STATED GOAL. In the records that follow, locate every line with "PUSH" and extract it.

[Dataset items]
Start

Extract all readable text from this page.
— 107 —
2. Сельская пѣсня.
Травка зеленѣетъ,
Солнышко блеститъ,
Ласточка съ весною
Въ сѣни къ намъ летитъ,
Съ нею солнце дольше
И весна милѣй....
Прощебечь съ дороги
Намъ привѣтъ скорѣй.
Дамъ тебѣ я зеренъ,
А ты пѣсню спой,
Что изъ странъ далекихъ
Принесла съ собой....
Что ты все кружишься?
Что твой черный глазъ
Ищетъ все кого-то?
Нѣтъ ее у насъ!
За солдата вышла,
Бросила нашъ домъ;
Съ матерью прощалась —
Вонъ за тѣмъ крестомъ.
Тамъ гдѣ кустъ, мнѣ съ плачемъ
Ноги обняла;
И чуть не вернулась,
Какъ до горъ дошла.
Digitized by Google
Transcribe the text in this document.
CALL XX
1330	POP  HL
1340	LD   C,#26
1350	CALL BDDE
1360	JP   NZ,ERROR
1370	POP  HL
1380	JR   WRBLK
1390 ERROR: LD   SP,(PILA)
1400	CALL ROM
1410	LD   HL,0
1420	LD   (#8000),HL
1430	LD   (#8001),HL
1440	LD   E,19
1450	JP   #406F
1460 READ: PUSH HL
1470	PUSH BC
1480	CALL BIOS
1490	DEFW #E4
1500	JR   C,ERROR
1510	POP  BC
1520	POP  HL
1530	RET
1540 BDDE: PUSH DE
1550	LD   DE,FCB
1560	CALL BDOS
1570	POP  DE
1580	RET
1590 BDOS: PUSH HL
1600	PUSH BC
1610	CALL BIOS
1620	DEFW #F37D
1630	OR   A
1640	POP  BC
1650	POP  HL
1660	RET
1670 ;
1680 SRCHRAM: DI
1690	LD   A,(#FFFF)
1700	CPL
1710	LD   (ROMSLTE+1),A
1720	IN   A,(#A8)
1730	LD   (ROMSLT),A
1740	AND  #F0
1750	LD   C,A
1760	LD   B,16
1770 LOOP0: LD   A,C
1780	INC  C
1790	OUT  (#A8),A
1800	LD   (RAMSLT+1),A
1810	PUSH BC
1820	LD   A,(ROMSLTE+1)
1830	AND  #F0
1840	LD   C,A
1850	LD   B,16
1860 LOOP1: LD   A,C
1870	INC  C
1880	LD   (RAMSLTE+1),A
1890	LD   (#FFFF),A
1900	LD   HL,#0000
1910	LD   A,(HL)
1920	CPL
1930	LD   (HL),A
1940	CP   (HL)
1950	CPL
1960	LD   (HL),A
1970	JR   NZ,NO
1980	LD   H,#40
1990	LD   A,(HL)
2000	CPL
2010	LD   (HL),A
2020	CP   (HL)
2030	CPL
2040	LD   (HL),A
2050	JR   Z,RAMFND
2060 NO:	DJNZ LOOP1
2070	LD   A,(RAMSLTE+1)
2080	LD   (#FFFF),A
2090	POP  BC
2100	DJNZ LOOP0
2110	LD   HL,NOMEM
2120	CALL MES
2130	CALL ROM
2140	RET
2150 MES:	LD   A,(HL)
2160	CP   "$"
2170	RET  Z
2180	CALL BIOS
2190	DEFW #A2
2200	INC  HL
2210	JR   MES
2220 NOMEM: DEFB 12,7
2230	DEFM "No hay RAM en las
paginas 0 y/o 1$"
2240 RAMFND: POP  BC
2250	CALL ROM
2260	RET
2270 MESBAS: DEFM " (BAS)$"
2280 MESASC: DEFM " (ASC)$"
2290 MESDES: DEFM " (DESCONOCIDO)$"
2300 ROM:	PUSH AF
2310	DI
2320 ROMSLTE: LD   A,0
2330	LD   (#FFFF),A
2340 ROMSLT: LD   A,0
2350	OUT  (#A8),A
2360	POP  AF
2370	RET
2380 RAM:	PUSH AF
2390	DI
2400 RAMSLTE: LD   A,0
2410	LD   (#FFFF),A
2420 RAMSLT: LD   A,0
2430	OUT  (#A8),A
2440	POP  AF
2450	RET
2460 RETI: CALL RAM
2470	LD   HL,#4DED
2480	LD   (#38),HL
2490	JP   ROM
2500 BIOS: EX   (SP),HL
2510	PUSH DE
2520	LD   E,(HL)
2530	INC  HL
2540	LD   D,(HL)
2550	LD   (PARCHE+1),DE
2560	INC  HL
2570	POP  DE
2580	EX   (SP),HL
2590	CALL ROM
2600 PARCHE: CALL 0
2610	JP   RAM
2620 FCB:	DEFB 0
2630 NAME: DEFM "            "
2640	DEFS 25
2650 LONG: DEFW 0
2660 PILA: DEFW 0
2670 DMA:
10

End

EXERCISE OUTPUT.
1460 READ: PUSH HL
1470	PUSH BC
1540 BDDE: PUSH DE
1590 BDOS: PUSH HL
1600	PUSH BC
1810	PUSH BC
2300 ROM:	PUSH AF
2380 RAM:	PUSH AF
2510	PUSH DE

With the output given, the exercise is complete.